======== Stored rows ========

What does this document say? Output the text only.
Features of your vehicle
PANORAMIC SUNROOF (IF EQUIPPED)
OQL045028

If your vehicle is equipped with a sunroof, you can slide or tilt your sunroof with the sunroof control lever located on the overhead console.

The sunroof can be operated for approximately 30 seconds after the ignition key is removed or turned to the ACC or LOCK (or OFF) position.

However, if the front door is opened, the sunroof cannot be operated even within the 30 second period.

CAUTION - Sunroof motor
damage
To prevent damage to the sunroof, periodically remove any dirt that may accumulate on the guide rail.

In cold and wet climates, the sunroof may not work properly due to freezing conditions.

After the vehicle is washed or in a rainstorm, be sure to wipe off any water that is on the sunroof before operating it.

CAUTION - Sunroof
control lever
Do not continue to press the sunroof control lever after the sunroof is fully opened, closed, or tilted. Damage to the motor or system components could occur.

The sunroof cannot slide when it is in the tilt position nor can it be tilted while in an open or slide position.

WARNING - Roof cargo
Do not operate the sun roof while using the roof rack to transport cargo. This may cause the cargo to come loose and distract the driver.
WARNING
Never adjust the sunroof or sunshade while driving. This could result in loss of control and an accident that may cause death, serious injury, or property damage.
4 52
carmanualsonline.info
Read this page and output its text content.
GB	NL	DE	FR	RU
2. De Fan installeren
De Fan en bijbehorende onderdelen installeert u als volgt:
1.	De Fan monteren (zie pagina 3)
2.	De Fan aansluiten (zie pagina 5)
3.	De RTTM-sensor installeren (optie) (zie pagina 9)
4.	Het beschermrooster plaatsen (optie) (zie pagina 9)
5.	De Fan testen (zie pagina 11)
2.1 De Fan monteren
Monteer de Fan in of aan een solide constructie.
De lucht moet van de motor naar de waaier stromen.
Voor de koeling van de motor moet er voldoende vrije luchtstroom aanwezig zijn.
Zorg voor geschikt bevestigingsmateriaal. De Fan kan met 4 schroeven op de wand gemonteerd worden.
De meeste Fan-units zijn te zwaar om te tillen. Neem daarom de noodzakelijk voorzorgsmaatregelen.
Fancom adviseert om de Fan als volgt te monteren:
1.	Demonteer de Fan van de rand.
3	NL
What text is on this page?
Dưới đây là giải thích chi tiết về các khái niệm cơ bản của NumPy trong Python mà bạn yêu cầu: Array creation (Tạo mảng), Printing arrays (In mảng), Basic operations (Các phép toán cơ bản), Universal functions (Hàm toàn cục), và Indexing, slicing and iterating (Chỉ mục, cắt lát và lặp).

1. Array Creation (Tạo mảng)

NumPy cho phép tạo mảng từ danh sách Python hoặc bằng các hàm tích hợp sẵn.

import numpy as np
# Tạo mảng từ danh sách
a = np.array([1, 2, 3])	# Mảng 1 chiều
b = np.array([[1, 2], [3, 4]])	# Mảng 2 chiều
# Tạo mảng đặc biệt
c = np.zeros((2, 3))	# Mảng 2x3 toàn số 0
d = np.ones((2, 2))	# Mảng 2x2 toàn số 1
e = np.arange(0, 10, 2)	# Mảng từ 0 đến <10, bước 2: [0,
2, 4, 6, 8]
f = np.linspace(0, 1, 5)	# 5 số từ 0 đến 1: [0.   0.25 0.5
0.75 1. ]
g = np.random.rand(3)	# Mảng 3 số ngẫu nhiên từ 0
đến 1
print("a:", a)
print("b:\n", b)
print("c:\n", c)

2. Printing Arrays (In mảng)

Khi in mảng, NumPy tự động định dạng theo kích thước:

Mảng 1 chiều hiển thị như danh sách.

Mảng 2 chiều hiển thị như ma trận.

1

========

• **What you are asked to do**
Which lines of the material contain the string "tilted"? List each of them.

• **Task result**
Do not continue to press the sunroof control lever after the sunroof is fully opened, closed, or tilted. Damage to the motor or system components could occur.
The sunroof cannot slide when it is in the tilt position nor can it be tilted while in an open or slide position.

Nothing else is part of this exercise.